» **DATA SUPPLIED**:
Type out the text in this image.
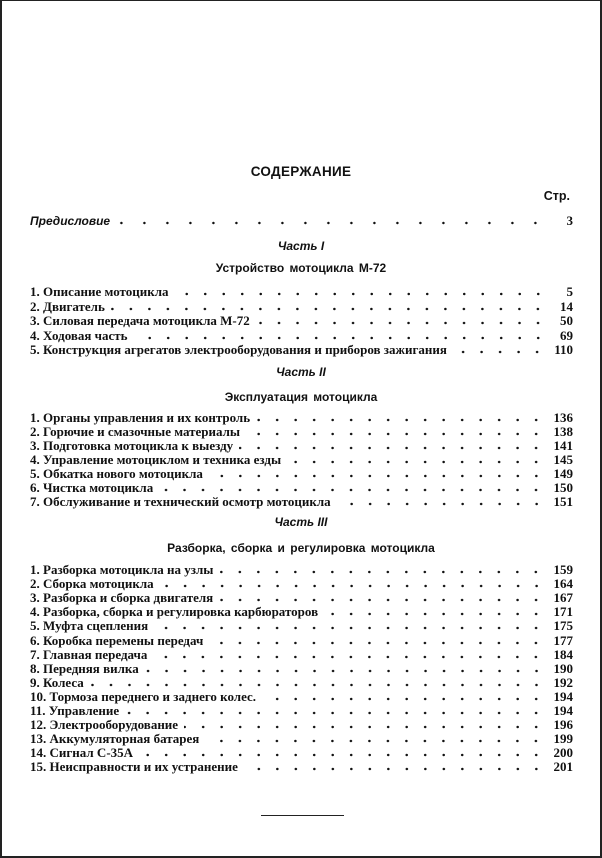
СОДЕРЖАНИЕ
Стр.
Предисловие	3
Часть I
Устройство мотоцикла М-72
1. Описание мотоцикла	5
2. Двигатель	14
3. Силовая передача мотоцикла М-72	50
4. Ходовая часть	69
5. Конструкция агрегатов электрооборудования и приборов зажигания	110
Часть II
Эксплуатация мотоцикла
1. Органы управления и их контроль	136
2. Горючие и смазочные материалы	138
3. Подготовка мотоцикла к выезду	141
4. Управление мотоциклом и техника езды	145
5. Обкатка нового мотоцикла	149
6. Чистка мотоцикла	150
7. Обслуживание и технический осмотр мотоцикла	151
Часть III
Разборка, сборка и регулировка мотоцикла
1. Разборка мотоцикла на узлы	159
2. Сборка мотоцикла	164
3. Разборка и сборка двигателя	167
4. Разборка, сборка и регулировка карбюраторов	171
5. Муфта сцепления	175
6. Коробка перемены передач	177
7. Главная передача	184
8. Передняя вилка	190
9. Колеса	192
10. Тормоза переднего и заднего колес.	194
11. Управление	194
12. Электрооборудование	196
13. Аккумуляторная батарея	199
14. Сигнал С-35А	200
15. Неисправности и их устранение	201
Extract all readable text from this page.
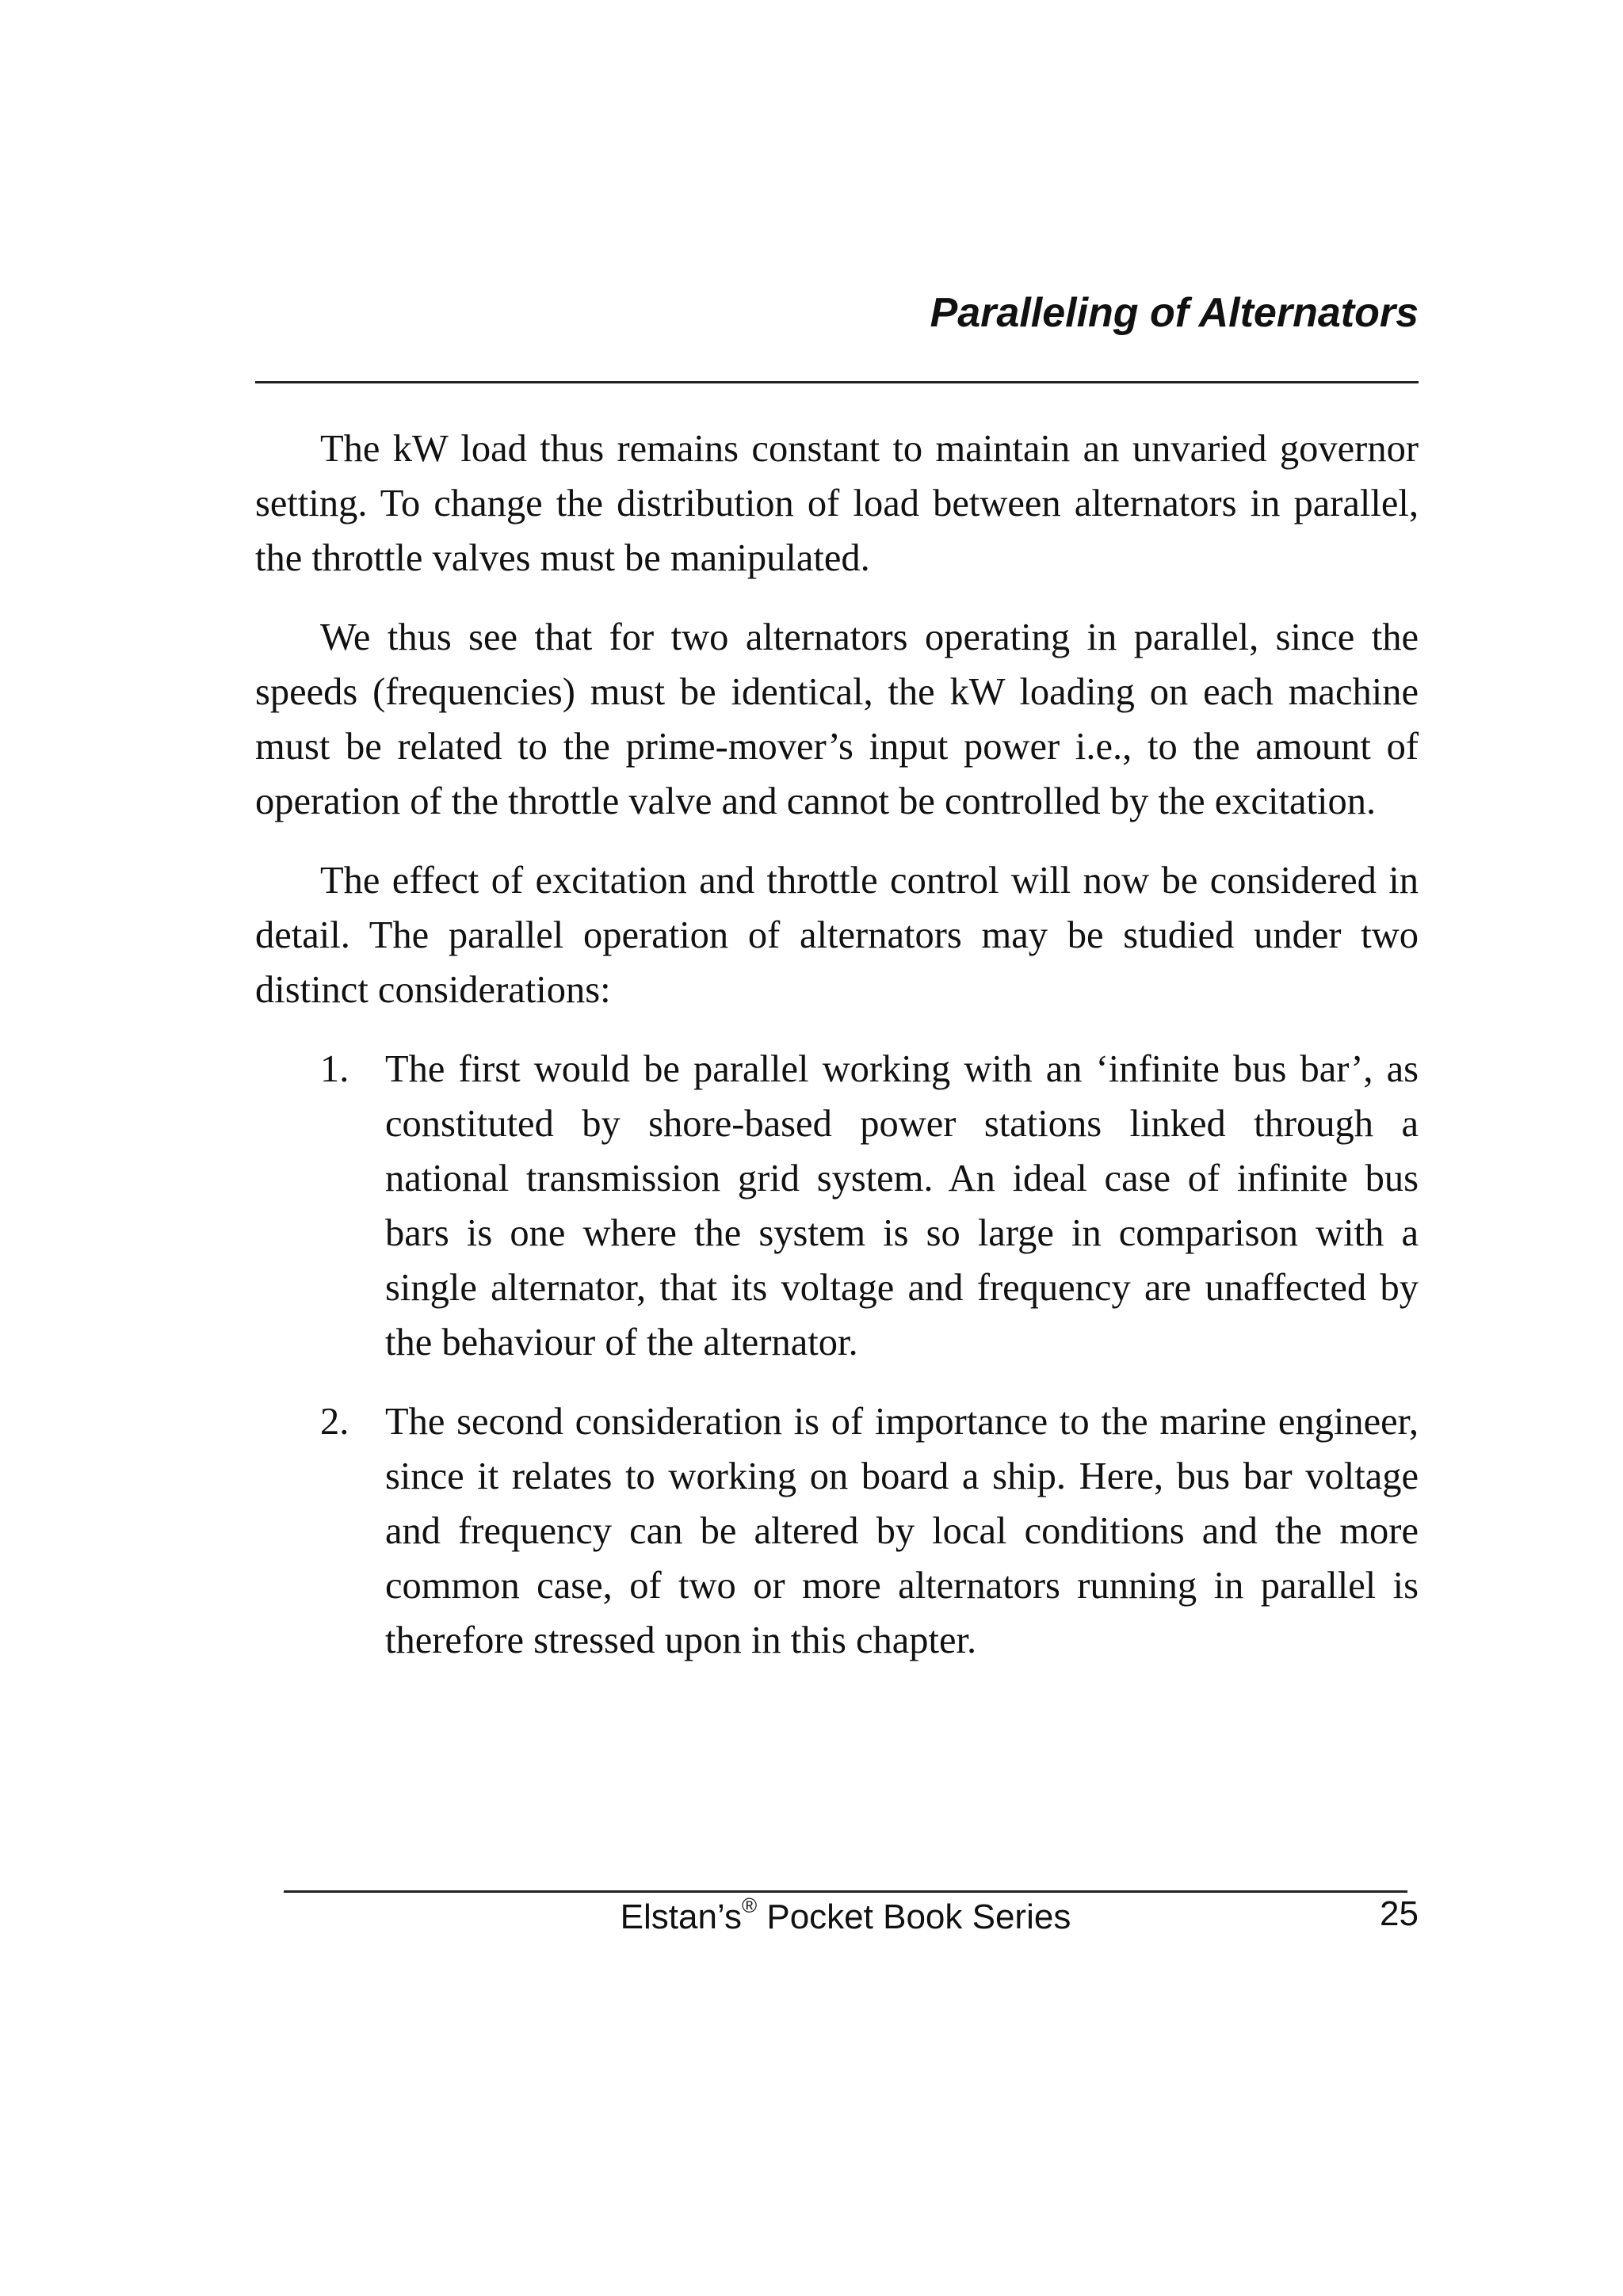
Paralleling of Alternators

The kW load thus remains constant to maintain an unvaried governor setting. To change the distribution of load between alternators in parallel, the throttle valves must be manipulated.

We thus see that for two alternators operating in parallel, since the speeds (frequencies) must be identical, the kW loading on each machine must be related to the prime-mover’s input power i.e., to the amount of operation of the throttle valve and cannot be controlled by the excitation.

The effect of excitation and throttle control will now be considered in detail. The parallel operation of alternators may be studied under two distinct considerations:

1. The first would be parallel working with an ‘infinite bus bar’, as constituted by shore-based power stations linked through a national transmission grid system. An ideal case of infinite bus bars is one where the system is so large in comparison with a single alternator, that its voltage and frequency are unaffected by the behaviour of the alternator.
2. The second consideration is of importance to the marine engineer, since it relates to working on board a ship. Here, bus bar voltage and frequency can be altered by local conditions and the more common case, of two or more alternators running in parallel is therefore stressed upon in this chapter.
Elstan’s® Pocket Book Series	25
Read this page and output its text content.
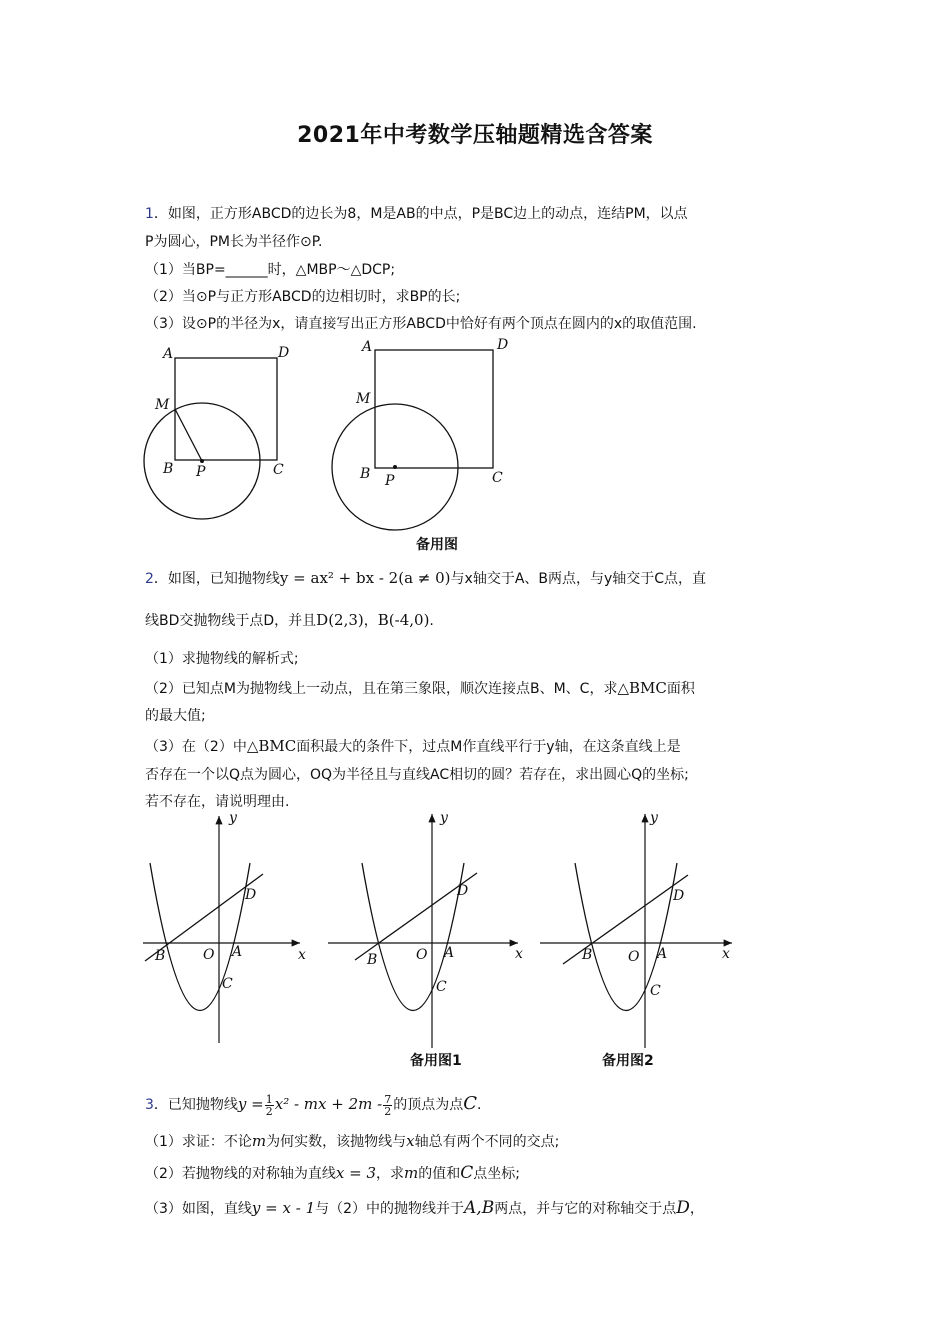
2021年中考数学压轴题精选含答案
1．如图，正方形ABCD的边长为8，M是AB的中点，P是BC边上的动点，连结PM，以点
P为圆心，PM长为半径作⊙P.
（1）当BP=______时，△MBP～△DCP;
（2）当⊙P与正方形ABCD的边相切时，求BP的长;
（3）设⊙P的半径为x，请直接写出正方形ABCD中恰好有两个顶点在圆内的x的取值范围.
A	D
M
B P	C
A	D
M
B P	C
备用图
2．如图，已知抛物线y = ax² + bx - 2(a ≠ 0)与x轴交于A、B两点，与y轴交于C点，直
线BD交抛物线于点D，并且D(2,3)，B(-4,0).
（1）求抛物线的解析式;
（2）已知点M为抛物线上一动点，且在第三象限，顺次连接点B、M、C，求△BMC面积
的最大值;
（3）在（2）中△BMC面积最大的条件下，过点M作直线平行于y轴，在这条直线上是
否存在一个以Q点为圆心，OQ为半径且与直线AC相切的圆？若存在，求出圆心Q的坐标;
若不存在，请说明理由.
y
x
O A
B
C
D
y
x
O A
B
C
D
备用图1
y
x
O A
B
C
D
备用图2
3．已知抛物线$y = \frac{1}{2} x^2$ - mx + $2m - \frac{7}{2}$ 的顶点为点C.
（1）求证：不论m为何实数，该抛物线与x轴总有两个不同的交点;
（2）若抛物线的对称轴为直线x = 3，求m的值和C点坐标;
（3）如图，直线y = x - 1与（2）中的抛物线并于A,B两点，并与它的对称轴交于点D，
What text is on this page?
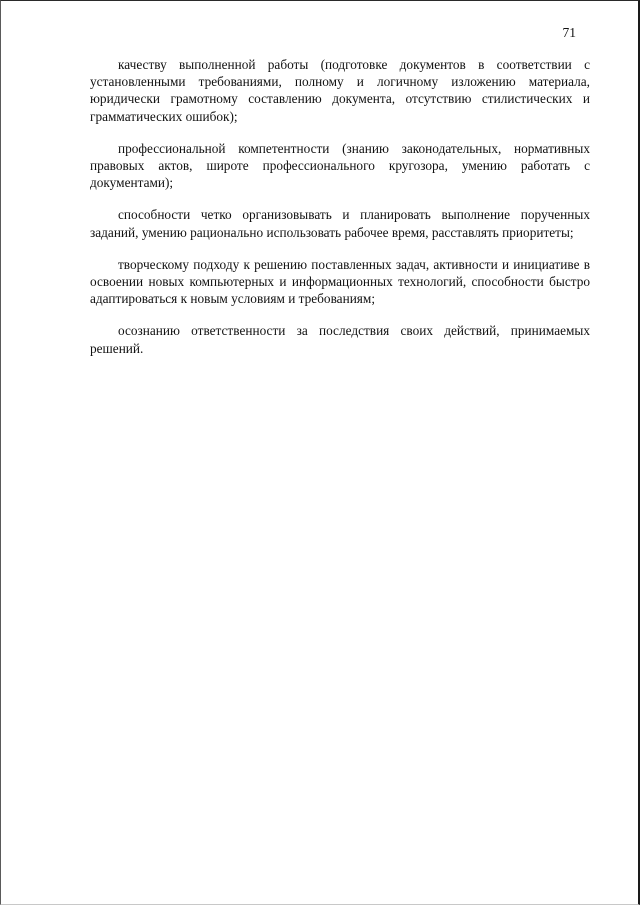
71

качеству выполненной работы (подготовке документов в соответствии с установленными требованиями, полному и логичному изложению материала, юридически грамотному составлению документа, отсутствию стилистических и грамматических ошибок);

профессиональной компетентности (знанию законодательных, нормативных правовых актов, широте профессионального кругозора, умению работать с документами);

способности четко организовывать и планировать выполнение порученных заданий, умению рационально использовать рабочее время, расставлять приоритеты;

творческому подходу к решению поставленных задач, активности и инициативе в освоении новых компьютерных и информационных технологий, способности быстро адаптироваться к новым условиям и требованиям;

осознанию ответственности за последствия своих действий, принимаемых решений.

» **WHAT IS ASKED**: Only the lines from the one containing "What text is on this page?" through the end of the listing are to be quoted, exactly and with both ends included; pictures are left out.

» **ANSWER TO THE EXERCISE**:
What text is on this page?
71

качеству выполненной работы (подготовке документов в соответствии с установленными требованиями, полному и логичному изложению материала, юридически грамотному составлению документа, отсутствию стилистических и грамматических ошибок);

профессиональной компетентности (знанию законодательных, нормативных правовых актов, широте профессионального кругозора, умению работать с документами);

способности четко организовывать и планировать выполнение порученных заданий, умению рационально использовать рабочее время, расставлять приоритеты;

творческому подходу к решению поставленных задач, активности и инициативе в освоении новых компьютерных и информационных технологий, способности быстро адаптироваться к новым условиям и требованиям;

осознанию ответственности за последствия своих действий, принимаемых решений.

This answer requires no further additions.